● **Task to carry out**
From the entries provided below, copy each line that contains the word "numeric".

● **Exercise input**
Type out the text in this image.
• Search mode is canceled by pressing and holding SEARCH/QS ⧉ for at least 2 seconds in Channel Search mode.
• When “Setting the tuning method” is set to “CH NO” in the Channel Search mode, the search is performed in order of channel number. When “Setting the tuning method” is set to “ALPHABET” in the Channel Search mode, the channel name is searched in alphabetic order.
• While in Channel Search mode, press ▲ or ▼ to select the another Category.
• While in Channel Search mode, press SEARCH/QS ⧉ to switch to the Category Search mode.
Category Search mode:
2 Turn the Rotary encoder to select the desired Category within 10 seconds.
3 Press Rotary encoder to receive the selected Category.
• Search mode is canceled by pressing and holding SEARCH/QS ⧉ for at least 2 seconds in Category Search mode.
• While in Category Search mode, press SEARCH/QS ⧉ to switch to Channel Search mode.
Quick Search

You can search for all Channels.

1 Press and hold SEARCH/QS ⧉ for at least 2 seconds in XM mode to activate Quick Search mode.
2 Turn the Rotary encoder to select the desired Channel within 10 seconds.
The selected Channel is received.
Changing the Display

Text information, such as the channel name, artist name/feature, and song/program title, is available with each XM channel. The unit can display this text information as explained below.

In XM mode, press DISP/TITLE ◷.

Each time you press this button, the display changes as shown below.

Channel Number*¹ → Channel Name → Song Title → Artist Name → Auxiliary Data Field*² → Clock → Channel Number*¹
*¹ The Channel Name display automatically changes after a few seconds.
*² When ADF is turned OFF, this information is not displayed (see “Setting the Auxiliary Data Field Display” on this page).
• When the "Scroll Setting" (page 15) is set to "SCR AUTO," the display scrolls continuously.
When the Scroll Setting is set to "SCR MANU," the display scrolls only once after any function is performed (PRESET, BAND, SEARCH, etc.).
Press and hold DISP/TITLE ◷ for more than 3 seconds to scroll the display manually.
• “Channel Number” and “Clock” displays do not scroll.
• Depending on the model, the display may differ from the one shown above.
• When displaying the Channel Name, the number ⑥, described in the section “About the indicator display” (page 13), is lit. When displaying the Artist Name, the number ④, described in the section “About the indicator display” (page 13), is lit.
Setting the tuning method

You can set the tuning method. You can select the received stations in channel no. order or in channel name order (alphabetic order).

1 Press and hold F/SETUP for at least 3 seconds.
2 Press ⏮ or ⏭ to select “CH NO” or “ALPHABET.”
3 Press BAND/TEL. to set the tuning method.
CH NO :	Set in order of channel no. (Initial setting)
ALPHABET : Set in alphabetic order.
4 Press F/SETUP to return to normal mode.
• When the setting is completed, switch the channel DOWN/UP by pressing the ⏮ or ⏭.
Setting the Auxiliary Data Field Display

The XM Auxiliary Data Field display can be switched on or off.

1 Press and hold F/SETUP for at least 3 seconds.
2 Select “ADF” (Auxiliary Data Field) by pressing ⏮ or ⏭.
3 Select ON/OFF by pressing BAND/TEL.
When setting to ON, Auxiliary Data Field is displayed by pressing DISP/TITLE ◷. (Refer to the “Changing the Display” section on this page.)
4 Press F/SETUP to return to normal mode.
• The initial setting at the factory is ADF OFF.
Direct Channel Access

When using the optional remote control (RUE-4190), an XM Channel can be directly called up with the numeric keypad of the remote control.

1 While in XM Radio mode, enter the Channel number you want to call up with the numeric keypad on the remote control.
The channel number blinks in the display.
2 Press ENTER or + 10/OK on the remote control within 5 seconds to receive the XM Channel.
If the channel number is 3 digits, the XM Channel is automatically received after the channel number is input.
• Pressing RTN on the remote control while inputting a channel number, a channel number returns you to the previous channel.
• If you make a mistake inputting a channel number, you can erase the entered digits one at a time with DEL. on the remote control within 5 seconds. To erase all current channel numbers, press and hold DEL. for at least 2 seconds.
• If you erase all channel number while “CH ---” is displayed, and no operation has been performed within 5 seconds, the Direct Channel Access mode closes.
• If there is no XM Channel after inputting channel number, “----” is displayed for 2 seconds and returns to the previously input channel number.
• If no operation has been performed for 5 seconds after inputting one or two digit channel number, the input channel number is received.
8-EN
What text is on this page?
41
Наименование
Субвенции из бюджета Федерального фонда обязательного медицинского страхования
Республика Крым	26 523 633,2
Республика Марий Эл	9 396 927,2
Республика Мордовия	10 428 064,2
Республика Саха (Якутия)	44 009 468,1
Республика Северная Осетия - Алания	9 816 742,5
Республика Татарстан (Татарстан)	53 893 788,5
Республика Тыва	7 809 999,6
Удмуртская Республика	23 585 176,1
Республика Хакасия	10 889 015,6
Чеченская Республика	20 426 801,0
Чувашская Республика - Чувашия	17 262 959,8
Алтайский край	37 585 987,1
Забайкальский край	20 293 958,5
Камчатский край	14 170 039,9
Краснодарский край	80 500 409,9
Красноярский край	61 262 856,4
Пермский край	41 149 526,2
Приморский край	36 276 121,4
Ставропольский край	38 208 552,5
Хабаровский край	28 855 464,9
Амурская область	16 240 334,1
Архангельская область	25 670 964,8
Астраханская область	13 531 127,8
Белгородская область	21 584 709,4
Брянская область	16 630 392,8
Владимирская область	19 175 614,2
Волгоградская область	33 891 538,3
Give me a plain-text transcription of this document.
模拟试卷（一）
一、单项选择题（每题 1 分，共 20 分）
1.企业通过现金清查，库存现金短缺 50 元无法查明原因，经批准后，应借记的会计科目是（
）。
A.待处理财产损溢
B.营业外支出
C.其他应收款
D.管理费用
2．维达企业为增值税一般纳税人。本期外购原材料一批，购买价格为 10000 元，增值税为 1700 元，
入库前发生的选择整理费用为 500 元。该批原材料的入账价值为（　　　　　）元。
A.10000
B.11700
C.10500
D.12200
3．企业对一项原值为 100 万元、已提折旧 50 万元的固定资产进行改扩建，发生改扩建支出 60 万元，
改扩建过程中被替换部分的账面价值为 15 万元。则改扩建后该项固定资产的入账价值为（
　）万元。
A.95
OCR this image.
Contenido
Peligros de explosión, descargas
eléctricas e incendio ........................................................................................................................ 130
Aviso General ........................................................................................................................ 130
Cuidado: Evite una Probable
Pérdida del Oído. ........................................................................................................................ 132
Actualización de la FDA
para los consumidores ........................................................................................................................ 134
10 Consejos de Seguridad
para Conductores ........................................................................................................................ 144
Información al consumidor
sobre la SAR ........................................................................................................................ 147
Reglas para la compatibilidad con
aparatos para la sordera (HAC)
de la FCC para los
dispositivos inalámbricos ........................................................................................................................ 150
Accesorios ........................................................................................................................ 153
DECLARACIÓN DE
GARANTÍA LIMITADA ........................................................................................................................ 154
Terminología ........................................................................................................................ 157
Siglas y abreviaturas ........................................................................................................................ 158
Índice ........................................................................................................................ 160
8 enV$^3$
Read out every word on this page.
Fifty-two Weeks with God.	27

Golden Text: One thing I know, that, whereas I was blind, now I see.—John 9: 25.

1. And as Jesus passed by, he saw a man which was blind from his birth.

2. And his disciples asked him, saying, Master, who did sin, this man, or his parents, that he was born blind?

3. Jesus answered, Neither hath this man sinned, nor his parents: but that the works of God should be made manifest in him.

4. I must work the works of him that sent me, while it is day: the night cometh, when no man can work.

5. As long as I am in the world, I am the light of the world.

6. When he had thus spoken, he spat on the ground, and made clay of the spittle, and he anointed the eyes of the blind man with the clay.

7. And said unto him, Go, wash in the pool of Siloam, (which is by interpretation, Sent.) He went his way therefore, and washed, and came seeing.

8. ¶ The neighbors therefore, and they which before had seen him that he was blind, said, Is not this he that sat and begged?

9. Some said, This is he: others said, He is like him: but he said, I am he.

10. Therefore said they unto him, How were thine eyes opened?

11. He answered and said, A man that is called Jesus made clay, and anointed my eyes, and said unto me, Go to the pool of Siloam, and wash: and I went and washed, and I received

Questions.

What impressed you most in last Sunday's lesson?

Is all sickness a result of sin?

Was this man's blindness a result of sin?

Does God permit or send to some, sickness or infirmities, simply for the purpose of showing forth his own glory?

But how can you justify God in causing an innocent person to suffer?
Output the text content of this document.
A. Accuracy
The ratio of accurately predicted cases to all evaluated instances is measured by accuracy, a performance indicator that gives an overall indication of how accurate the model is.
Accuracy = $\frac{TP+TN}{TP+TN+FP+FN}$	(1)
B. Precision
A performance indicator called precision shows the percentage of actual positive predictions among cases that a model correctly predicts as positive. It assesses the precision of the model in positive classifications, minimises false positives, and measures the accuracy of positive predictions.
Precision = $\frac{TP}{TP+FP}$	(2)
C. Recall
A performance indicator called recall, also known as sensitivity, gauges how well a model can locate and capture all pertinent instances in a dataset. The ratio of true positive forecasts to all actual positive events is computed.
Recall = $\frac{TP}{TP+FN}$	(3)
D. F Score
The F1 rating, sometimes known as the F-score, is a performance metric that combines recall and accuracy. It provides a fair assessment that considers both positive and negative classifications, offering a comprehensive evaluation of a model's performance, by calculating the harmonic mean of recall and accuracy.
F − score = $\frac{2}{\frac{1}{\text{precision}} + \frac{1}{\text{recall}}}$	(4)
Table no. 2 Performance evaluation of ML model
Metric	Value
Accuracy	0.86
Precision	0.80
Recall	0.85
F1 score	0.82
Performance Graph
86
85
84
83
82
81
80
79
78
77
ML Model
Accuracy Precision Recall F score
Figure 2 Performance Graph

● **Reply**
When using the optional remote control (RUE-4190), an XM Channel can be directly called up with the numeric keypad of the remote control.
1 While in XM Radio mode, enter the Channel number you want to call up with the numeric keypad on the remote control.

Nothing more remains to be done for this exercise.